THE TASK:
Your copy of the material must match it exactly, except that pictures are dropped.

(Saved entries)
════════
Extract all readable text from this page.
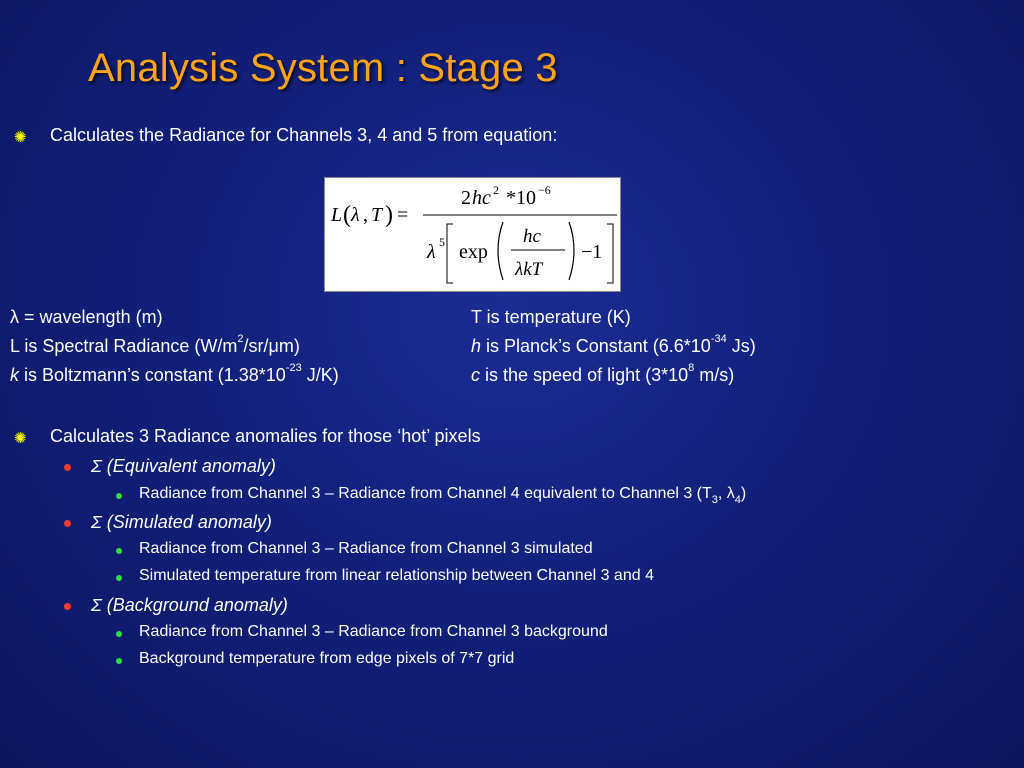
Analysis System : Stage 3
✺ Calculates the Radiance for Channels 3, 4 and 5 from equation:
L ( λ , T ) =
2 hc 2 *10 −6
λ 5 exp
hc
λkT
−1
λ = wavelength (m)
L is Spectral Radiance $(W/m^2/sr/\mu m)$
k is Boltzmann’s constant ($1.38*10^{-23}$ J/K)
T is temperature (K)
h is Planck’s Constant ($6.6*10^{-34}$ Js)
c is the speed of light ($3*10^8$ m/s)
✺ Calculates 3 Radiance anomalies for those ‘hot’ pixels
Σ (Equivalent anomaly)
Radiance from Channel 3 – Radiance from Channel 4 equivalent to Channel 3 ($T_3$, $\lambda_4$)
Σ (Simulated anomaly)
Radiance from Channel 3 – Radiance from Channel 3 simulated
Simulated temperature from linear relationship between Channel 3 and 4
Σ (Background anomaly)
Radiance from Channel 3 – Radiance from Channel 3 background
Background temperature from edge pixels of 7*7 grid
════════
CORRECT RESULT:
Extract all readable text from this page.
Analysis System : Stage 3
✺ Calculates the Radiance for Channels 3, 4 and 5 from equation:
L ( λ , T ) =
2 hc 2 *10 −6
λ 5 exp
hc
λkT
−1
λ = wavelength (m)
L is Spectral Radiance $(W/m^2/sr/\mu m)$
k is Boltzmann’s constant ($1.38*10^{-23}$ J/K)
T is temperature (K)
h is Planck’s Constant ($6.6*10^{-34}$ Js)
c is the speed of light ($3*10^8$ m/s)
✺ Calculates 3 Radiance anomalies for those ‘hot’ pixels
Σ (Equivalent anomaly)
Radiance from Channel 3 – Radiance from Channel 4 equivalent to Channel 3 ($T_3$, $\lambda_4$)
Σ (Simulated anomaly)
Radiance from Channel 3 – Radiance from Channel 3 simulated
Simulated temperature from linear relationship between Channel 3 and 4
Σ (Background anomaly)
Radiance from Channel 3 – Radiance from Channel 3 background
Background temperature from edge pixels of 7*7 grid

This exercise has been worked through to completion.